Description of the task: The whole of the data is to be reproduced exactly.

===== Dataset extract

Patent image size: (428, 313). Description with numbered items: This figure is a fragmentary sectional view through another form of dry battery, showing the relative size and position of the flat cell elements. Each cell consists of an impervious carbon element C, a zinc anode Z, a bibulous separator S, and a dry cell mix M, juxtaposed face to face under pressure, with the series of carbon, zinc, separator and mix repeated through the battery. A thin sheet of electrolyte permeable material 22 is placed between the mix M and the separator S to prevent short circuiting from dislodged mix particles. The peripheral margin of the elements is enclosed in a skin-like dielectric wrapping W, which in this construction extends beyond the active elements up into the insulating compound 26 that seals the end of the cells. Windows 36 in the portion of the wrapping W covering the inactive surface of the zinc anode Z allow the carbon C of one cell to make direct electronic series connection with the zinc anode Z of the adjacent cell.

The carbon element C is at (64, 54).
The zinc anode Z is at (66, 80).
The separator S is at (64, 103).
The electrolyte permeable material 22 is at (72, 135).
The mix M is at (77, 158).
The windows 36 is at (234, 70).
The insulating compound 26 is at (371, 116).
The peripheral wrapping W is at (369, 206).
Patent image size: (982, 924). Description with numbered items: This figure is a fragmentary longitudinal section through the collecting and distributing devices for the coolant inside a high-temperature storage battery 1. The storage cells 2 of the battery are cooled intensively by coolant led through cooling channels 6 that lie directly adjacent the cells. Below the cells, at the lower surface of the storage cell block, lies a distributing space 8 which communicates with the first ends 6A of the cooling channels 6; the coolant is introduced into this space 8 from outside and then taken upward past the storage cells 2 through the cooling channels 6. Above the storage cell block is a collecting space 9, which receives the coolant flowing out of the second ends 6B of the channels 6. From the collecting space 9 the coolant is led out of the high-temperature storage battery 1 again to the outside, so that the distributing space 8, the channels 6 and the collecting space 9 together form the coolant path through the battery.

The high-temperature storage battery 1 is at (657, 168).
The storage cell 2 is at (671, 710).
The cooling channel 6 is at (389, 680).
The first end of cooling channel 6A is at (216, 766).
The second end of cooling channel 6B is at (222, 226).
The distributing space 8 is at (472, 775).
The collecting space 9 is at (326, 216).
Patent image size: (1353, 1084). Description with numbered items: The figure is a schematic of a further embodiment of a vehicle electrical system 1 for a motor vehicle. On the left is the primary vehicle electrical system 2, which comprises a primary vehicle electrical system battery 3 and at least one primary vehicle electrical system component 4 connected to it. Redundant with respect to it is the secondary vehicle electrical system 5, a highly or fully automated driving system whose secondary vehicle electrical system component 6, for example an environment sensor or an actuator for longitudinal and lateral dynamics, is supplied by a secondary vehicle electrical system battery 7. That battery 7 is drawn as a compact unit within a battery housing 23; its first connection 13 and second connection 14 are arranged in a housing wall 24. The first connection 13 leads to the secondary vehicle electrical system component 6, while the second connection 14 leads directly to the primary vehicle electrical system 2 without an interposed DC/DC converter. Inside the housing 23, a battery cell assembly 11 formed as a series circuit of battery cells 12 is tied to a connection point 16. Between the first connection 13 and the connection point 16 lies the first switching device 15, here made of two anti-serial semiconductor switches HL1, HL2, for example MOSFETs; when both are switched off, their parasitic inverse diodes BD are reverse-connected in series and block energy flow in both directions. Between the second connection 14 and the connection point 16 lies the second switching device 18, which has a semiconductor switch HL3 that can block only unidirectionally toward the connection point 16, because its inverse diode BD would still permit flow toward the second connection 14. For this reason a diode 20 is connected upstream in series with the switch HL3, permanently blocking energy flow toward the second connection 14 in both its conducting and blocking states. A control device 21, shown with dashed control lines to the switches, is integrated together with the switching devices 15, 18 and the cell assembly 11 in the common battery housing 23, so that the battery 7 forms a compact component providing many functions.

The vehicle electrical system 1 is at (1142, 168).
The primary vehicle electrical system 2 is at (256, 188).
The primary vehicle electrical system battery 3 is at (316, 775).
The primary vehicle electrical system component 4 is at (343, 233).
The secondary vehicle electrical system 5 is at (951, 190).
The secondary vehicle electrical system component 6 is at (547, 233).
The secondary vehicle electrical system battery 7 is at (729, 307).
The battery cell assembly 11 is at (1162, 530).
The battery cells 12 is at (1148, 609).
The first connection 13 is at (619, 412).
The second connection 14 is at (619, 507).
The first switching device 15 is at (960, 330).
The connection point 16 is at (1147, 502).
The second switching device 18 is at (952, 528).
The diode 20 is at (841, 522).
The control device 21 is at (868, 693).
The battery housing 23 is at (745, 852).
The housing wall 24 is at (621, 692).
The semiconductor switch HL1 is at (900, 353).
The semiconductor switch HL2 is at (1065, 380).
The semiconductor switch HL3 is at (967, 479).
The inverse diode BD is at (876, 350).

==========

Written reply:
Patent image size: (428, 313). Description with numbered items: This figure is a fragmentary sectional view through another form of dry battery, showing the relative size and position of the flat cell elements. Each cell consists of an impervious carbon element C, a zinc anode Z, a bibulous separator S, and a dry cell mix M, juxtaposed face to face under pressure, with the series of carbon, zinc, separator and mix repeated through the battery. A thin sheet of electrolyte permeable material 22 is placed between the mix M and the separator S to prevent short circuiting from dislodged mix particles. The peripheral margin of the elements is enclosed in a skin-like dielectric wrapping W, which in this construction extends beyond the active elements up into the insulating compound 26 that seals the end of the cells. Windows 36 in the portion of the wrapping W covering the inactive surface of the zinc anode Z allow the carbon C of one cell to make direct electronic series connection with the zinc anode Z of the adjacent cell.

The carbon element C is at (64, 54).
The zinc anode Z is at (66, 80).
The separator S is at (64, 103).
The electrolyte permeable material 22 is at (72, 135).
The mix M is at (77, 158).
The windows 36 is at (234, 70).
The insulating compound 26 is at (371, 116).
The peripheral wrapping W is at (369, 206).
Patent image size: (982, 924). Description with numbered items: This figure is a fragmentary longitudinal section through the collecting and distributing devices for the coolant inside a high-temperature storage battery 1. The storage cells 2 of the battery are cooled intensively by coolant led through cooling channels 6 that lie directly adjacent the cells. Below the cells, at the lower surface of the storage cell block, lies a distributing space 8 which communicates with the first ends 6A of the cooling channels 6; the coolant is introduced into this space 8 from outside and then taken upward past the storage cells 2 through the cooling channels 6. Above the storage cell block is a collecting space 9, which receives the coolant flowing out of the second ends 6B of the channels 6. From the collecting space 9 the coolant is led out of the high-temperature storage battery 1 again to the outside, so that the distributing space 8, the channels 6 and the collecting space 9 together form the coolant path through the battery.

The high-temperature storage battery 1 is at (657, 168).
The storage cell 2 is at (671, 710).
The cooling channel 6 is at (389, 680).
The first end of cooling channel 6A is at (216, 766).
The second end of cooling channel 6B is at (222, 226).
The distributing space 8 is at (472, 775).
The collecting space 9 is at (326, 216).
Patent image size: (1353, 1084). Description with numbered items: The figure is a schematic of a further embodiment of a vehicle electrical system 1 for a motor vehicle. On the left is the primary vehicle electrical system 2, which comprises a primary vehicle electrical system battery 3 and at least one primary vehicle electrical system component 4 connected to it. Redundant with respect to it is the secondary vehicle electrical system 5, a highly or fully automated driving system whose secondary vehicle electrical system component 6, for example an environment sensor or an actuator for longitudinal and lateral dynamics, is supplied by a secondary vehicle electrical system battery 7. That battery 7 is drawn as a compact unit within a battery housing 23; its first connection 13 and second connection 14 are arranged in a housing wall 24. The first connection 13 leads to the secondary vehicle electrical system component 6, while the second connection 14 leads directly to the primary vehicle electrical system 2 without an interposed DC/DC converter. Inside the housing 23, a battery cell assembly 11 formed as a series circuit of battery cells 12 is tied to a connection point 16. Between the first connection 13 and the connection point 16 lies the first switching device 15, here made of two anti-serial semiconductor switches HL1, HL2, for example MOSFETs; when both are switched off, their parasitic inverse diodes BD are reverse-connected in series and block energy flow in both directions. Between the second connection 14 and the connection point 16 lies the second switching device 18, which has a semiconductor switch HL3 that can block only unidirectionally toward the connection point 16, because its inverse diode BD would still permit flow toward the second connection 14. For this reason a diode 20 is connected upstream in series with the switch HL3, permanently blocking energy flow toward the second connection 14 in both its conducting and blocking states. A control device 21, shown with dashed control lines to the switches, is integrated together with the switching devices 15, 18 and the cell assembly 11 in the common battery housing 23, so that the battery 7 forms a compact component providing many functions.

The vehicle electrical system 1 is at (1142, 168).
The primary vehicle electrical system 2 is at (256, 188).
The primary vehicle electrical system battery 3 is at (316, 775).
The primary vehicle electrical system component 4 is at (343, 233).
The secondary vehicle electrical system 5 is at (951, 190).
The secondary vehicle electrical system component 6 is at (547, 233).
The secondary vehicle electrical system battery 7 is at (729, 307).
The battery cell assembly 11 is at (1162, 530).
The battery cells 12 is at (1148, 609).
The first connection 13 is at (619, 412).
The second connection 14 is at (619, 507).
The first switching device 15 is at (960, 330).
The connection point 16 is at (1147, 502).
The second switching device 18 is at (952, 528).
The diode 20 is at (841, 522).
The control device 21 is at (868, 693).
The battery housing 23 is at (745, 852).
The housing wall 24 is at (621, 692).
The semiconductor switch HL1 is at (900, 353).
The semiconductor switch HL2 is at (1065, 380).
The semiconductor switch HL3 is at (967, 479).
The inverse diode BD is at (876, 350).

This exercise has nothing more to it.